====== Extracted material ======

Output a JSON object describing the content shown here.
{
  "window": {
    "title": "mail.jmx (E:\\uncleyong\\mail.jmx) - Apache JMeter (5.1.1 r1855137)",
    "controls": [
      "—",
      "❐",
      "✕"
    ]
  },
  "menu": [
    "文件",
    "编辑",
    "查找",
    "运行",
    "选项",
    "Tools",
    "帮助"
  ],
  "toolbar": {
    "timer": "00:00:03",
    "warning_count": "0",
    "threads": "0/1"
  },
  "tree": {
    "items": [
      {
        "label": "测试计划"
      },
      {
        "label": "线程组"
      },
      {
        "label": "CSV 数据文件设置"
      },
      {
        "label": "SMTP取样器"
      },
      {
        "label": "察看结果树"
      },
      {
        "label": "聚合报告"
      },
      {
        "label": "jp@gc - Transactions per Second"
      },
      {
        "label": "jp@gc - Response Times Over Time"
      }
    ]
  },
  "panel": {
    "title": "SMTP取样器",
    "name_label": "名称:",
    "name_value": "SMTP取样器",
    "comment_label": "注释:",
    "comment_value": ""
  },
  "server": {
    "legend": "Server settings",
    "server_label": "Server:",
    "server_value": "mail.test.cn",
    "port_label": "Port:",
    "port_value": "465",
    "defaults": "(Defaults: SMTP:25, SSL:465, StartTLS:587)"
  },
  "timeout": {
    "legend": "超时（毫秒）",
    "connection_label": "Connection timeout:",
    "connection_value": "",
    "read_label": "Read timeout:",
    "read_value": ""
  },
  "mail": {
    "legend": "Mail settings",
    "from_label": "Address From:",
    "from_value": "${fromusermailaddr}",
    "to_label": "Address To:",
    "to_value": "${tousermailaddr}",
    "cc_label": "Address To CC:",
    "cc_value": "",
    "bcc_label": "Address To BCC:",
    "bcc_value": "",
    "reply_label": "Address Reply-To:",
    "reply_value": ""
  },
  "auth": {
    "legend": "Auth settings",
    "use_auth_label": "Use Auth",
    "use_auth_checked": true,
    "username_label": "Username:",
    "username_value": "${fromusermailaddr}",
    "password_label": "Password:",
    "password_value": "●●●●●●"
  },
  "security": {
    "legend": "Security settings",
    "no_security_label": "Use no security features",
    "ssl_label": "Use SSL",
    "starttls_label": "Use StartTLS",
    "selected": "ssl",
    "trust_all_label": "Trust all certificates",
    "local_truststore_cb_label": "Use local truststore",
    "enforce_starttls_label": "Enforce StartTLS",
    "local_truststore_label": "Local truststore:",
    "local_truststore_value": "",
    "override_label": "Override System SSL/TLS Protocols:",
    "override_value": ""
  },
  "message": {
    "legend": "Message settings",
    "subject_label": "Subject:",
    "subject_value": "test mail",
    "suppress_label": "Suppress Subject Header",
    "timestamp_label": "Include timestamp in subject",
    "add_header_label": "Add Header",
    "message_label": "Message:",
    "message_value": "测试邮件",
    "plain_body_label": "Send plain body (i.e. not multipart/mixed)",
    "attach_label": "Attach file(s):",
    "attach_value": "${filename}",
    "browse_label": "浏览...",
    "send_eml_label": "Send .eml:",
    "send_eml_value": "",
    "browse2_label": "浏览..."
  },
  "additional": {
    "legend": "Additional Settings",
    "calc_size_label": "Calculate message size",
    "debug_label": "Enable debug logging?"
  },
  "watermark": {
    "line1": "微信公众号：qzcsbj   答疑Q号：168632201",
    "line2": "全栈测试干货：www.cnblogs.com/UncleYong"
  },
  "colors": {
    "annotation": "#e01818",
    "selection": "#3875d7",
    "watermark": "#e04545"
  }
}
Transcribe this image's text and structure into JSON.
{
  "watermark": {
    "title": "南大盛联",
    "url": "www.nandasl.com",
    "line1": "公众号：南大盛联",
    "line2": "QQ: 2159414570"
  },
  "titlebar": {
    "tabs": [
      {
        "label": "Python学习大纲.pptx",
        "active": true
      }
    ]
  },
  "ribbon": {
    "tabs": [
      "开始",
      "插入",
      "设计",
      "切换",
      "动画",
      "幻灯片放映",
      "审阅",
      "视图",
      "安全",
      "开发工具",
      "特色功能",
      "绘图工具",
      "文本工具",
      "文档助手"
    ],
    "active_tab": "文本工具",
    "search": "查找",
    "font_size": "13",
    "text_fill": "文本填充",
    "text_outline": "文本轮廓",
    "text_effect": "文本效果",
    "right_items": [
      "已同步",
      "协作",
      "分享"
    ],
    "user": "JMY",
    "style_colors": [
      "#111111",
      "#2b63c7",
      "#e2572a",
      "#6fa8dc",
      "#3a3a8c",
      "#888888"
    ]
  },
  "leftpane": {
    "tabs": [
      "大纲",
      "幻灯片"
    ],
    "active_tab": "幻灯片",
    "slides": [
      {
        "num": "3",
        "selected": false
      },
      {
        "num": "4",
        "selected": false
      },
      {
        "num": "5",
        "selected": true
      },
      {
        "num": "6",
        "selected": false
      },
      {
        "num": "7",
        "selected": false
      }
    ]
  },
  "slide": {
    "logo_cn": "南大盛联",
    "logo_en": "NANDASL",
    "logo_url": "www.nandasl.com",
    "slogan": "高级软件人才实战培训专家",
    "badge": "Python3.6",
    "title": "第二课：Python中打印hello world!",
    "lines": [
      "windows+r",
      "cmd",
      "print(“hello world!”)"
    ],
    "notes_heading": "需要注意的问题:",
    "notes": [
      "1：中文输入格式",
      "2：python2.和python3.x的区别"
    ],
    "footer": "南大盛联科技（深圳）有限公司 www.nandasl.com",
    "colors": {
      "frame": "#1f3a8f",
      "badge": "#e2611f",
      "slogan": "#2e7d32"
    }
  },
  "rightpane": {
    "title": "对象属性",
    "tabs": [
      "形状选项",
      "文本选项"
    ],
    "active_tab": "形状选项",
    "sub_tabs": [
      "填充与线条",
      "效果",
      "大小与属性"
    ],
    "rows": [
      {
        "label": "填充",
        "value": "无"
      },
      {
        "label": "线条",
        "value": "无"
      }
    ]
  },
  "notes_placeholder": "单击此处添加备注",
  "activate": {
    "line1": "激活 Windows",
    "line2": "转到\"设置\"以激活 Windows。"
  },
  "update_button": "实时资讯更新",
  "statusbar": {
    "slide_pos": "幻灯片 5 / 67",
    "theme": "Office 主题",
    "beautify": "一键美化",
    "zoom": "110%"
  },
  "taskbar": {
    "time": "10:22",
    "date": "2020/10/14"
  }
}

======

= What needs to be done =
Please give back all of the records exactly as written.

= Task result =
Output a JSON object describing the content shown here.
{
  "window": {
    "title": "mail.jmx (E:\\uncleyong\\mail.jmx) - Apache JMeter (5.1.1 r1855137)",
    "controls": [
      "—",
      "❐",
      "✕"
    ]
  },
  "menu": [
    "文件",
    "编辑",
    "查找",
    "运行",
    "选项",
    "Tools",
    "帮助"
  ],
  "toolbar": {
    "timer": "00:00:03",
    "warning_count": "0",
    "threads": "0/1"
  },
  "tree": {
    "items": [
      {
        "label": "测试计划"
      },
      {
        "label": "线程组"
      },
      {
        "label": "CSV 数据文件设置"
      },
      {
        "label": "SMTP取样器"
      },
      {
        "label": "察看结果树"
      },
      {
        "label": "聚合报告"
      },
      {
        "label": "jp@gc - Transactions per Second"
      },
      {
        "label": "jp@gc - Response Times Over Time"
      }
    ]
  },
  "panel": {
    "title": "SMTP取样器",
    "name_label": "名称:",
    "name_value": "SMTP取样器",
    "comment_label": "注释:",
    "comment_value": ""
  },
  "server": {
    "legend": "Server settings",
    "server_label": "Server:",
    "server_value": "mail.test.cn",
    "port_label": "Port:",
    "port_value": "465",
    "defaults": "(Defaults: SMTP:25, SSL:465, StartTLS:587)"
  },
  "timeout": {
    "legend": "超时（毫秒）",
    "connection_label": "Connection timeout:",
    "connection_value": "",
    "read_label": "Read timeout:",
    "read_value": ""
  },
  "mail": {
    "legend": "Mail settings",
    "from_label": "Address From:",
    "from_value": "${fromusermailaddr}",
    "to_label": "Address To:",
    "to_value": "${tousermailaddr}",
    "cc_label": "Address To CC:",
    "cc_value": "",
    "bcc_label": "Address To BCC:",
    "bcc_value": "",
    "reply_label": "Address Reply-To:",
    "reply_value": ""
  },
  "auth": {
    "legend": "Auth settings",
    "use_auth_label": "Use Auth",
    "use_auth_checked": true,
    "username_label": "Username:",
    "username_value": "${fromusermailaddr}",
    "password_label": "Password:",
    "password_value": "●●●●●●"
  },
  "security": {
    "legend": "Security settings",
    "no_security_label": "Use no security features",
    "ssl_label": "Use SSL",
    "starttls_label": "Use StartTLS",
    "selected": "ssl",
    "trust_all_label": "Trust all certificates",
    "local_truststore_cb_label": "Use local truststore",
    "enforce_starttls_label": "Enforce StartTLS",
    "local_truststore_label": "Local truststore:",
    "local_truststore_value": "",
    "override_label": "Override System SSL/TLS Protocols:",
    "override_value": ""
  },
  "message": {
    "legend": "Message settings",
    "subject_label": "Subject:",
    "subject_value": "test mail",
    "suppress_label": "Suppress Subject Header",
    "timestamp_label": "Include timestamp in subject",
    "add_header_label": "Add Header",
    "message_label": "Message:",
    "message_value": "测试邮件",
    "plain_body_label": "Send plain body (i.e. not multipart/mixed)",
    "attach_label": "Attach file(s):",
    "attach_value": "${filename}",
    "browse_label": "浏览...",
    "send_eml_label": "Send .eml:",
    "send_eml_value": "",
    "browse2_label": "浏览..."
  },
  "additional": {
    "legend": "Additional Settings",
    "calc_size_label": "Calculate message size",
    "debug_label": "Enable debug logging?"
  },
  "watermark": {
    "line1": "微信公众号：qzcsbj   答疑Q号：168632201",
    "line2": "全栈测试干货：www.cnblogs.com/UncleYong"
  },
  "colors": {
    "annotation": "#e01818",
    "selection": "#3875d7",
    "watermark": "#e04545"
  }
}
Transcribe this image's text and structure into JSON.
{
  "watermark": {
    "title": "南大盛联",
    "url": "www.nandasl.com",
    "line1": "公众号：南大盛联",
    "line2": "QQ: 2159414570"
  },
  "titlebar": {
    "tabs": [
      {
        "label": "Python学习大纲.pptx",
        "active": true
      }
    ]
  },
  "ribbon": {
    "tabs": [
      "开始",
      "插入",
      "设计",
      "切换",
      "动画",
      "幻灯片放映",
      "审阅",
      "视图",
      "安全",
      "开发工具",
      "特色功能",
      "绘图工具",
      "文本工具",
      "文档助手"
    ],
    "active_tab": "文本工具",
    "search": "查找",
    "font_size": "13",
    "text_fill": "文本填充",
    "text_outline": "文本轮廓",
    "text_effect": "文本效果",
    "right_items": [
      "已同步",
      "协作",
      "分享"
    ],
    "user": "JMY",
    "style_colors": [
      "#111111",
      "#2b63c7",
      "#e2572a",
      "#6fa8dc",
      "#3a3a8c",
      "#888888"
    ]
  },
  "leftpane": {
    "tabs": [
      "大纲",
      "幻灯片"
    ],
    "active_tab": "幻灯片",
    "slides": [
      {
        "num": "3",
        "selected": false
      },
      {
        "num": "4",
        "selected": false
      },
      {
        "num": "5",
        "selected": true
      },
      {
        "num": "6",
        "selected": false
      },
      {
        "num": "7",
        "selected": false
      }
    ]
  },
  "slide": {
    "logo_cn": "南大盛联",
    "logo_en": "NANDASL",
    "logo_url": "www.nandasl.com",
    "slogan": "高级软件人才实战培训专家",
    "badge": "Python3.6",
    "title": "第二课：Python中打印hello world!",
    "lines": [
      "windows+r",
      "cmd",
      "print(“hello world!”)"
    ],
    "notes_heading": "需要注意的问题:",
    "notes": [
      "1：中文输入格式",
      "2：python2.和python3.x的区别"
    ],
    "footer": "南大盛联科技（深圳）有限公司 www.nandasl.com",
    "colors": {
      "frame": "#1f3a8f",
      "badge": "#e2611f",
      "slogan": "#2e7d32"
    }
  },
  "rightpane": {
    "title": "对象属性",
    "tabs": [
      "形状选项",
      "文本选项"
    ],
    "active_tab": "形状选项",
    "sub_tabs": [
      "填充与线条",
      "效果",
      "大小与属性"
    ],
    "rows": [
      {
        "label": "填充",
        "value": "无"
      },
      {
        "label": "线条",
        "value": "无"
      }
    ]
  },
  "notes_placeholder": "单击此处添加备注",
  "activate": {
    "line1": "激活 Windows",
    "line2": "转到\"设置\"以激活 Windows。"
  },
  "update_button": "实时资讯更新",
  "statusbar": {
    "slide_pos": "幻灯片 5 / 67",
    "theme": "Office 主题",
    "beautify": "一键美化",
    "zoom": "110%"
  },
  "taskbar": {
    "time": "10:22",
    "date": "2020/10/14"
  }
}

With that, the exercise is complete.